[Saved entries]

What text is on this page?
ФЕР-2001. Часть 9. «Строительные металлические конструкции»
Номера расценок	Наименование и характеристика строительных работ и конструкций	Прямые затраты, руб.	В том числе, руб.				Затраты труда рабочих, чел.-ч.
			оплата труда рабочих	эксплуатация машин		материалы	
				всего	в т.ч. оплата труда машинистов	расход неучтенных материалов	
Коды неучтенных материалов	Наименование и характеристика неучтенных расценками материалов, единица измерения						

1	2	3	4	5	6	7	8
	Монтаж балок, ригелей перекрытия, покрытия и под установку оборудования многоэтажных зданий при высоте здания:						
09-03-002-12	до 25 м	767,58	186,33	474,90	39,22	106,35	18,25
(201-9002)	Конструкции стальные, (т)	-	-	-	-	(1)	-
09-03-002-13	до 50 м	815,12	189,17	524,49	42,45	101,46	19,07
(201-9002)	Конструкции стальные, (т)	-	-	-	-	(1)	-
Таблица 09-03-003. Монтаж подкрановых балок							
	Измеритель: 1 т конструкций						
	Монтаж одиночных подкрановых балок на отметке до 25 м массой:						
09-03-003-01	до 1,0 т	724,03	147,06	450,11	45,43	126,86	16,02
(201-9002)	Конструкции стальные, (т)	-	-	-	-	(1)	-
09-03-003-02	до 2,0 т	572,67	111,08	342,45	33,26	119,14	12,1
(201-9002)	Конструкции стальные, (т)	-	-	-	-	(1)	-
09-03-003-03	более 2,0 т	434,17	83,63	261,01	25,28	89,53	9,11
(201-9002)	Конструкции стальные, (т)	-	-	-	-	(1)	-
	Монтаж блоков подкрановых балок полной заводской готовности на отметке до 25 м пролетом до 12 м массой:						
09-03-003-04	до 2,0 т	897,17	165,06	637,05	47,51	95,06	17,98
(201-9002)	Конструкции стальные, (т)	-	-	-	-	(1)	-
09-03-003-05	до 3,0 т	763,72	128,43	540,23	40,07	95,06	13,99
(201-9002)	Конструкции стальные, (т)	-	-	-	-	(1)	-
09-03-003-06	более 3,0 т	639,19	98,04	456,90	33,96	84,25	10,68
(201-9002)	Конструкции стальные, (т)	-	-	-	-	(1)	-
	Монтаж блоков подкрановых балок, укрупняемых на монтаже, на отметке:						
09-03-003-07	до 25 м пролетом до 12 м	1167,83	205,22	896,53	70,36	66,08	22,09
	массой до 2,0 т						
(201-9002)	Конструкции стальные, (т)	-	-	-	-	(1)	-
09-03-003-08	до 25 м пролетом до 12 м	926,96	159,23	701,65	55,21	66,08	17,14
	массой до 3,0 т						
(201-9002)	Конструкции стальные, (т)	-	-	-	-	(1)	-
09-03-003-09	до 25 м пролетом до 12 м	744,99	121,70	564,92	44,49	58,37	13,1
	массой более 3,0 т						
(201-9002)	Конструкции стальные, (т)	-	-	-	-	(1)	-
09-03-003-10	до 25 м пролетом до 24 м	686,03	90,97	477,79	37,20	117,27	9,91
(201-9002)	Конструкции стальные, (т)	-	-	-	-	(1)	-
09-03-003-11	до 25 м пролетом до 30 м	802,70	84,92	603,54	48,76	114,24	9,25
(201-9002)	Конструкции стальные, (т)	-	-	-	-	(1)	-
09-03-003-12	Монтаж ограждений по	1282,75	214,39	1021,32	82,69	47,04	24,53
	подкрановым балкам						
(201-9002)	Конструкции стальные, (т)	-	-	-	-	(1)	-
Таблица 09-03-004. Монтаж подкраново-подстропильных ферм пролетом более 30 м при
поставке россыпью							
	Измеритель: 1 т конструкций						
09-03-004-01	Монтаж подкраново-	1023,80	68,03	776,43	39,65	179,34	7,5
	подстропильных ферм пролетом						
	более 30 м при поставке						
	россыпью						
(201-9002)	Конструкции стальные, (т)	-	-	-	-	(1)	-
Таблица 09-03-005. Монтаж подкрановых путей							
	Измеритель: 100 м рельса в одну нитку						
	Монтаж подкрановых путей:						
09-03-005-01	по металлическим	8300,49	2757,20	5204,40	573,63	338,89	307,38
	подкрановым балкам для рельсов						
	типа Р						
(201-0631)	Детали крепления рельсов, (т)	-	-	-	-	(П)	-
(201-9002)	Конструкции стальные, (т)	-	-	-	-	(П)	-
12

▸ Task goal: Every line that holds the string "ферм" should be returned.

▸ Answer to the exercise:
Таблица 09-03-004. Монтаж подкраново-подстропильных ферм пролетом более 30 м при
	подстропильных ферм пролетом						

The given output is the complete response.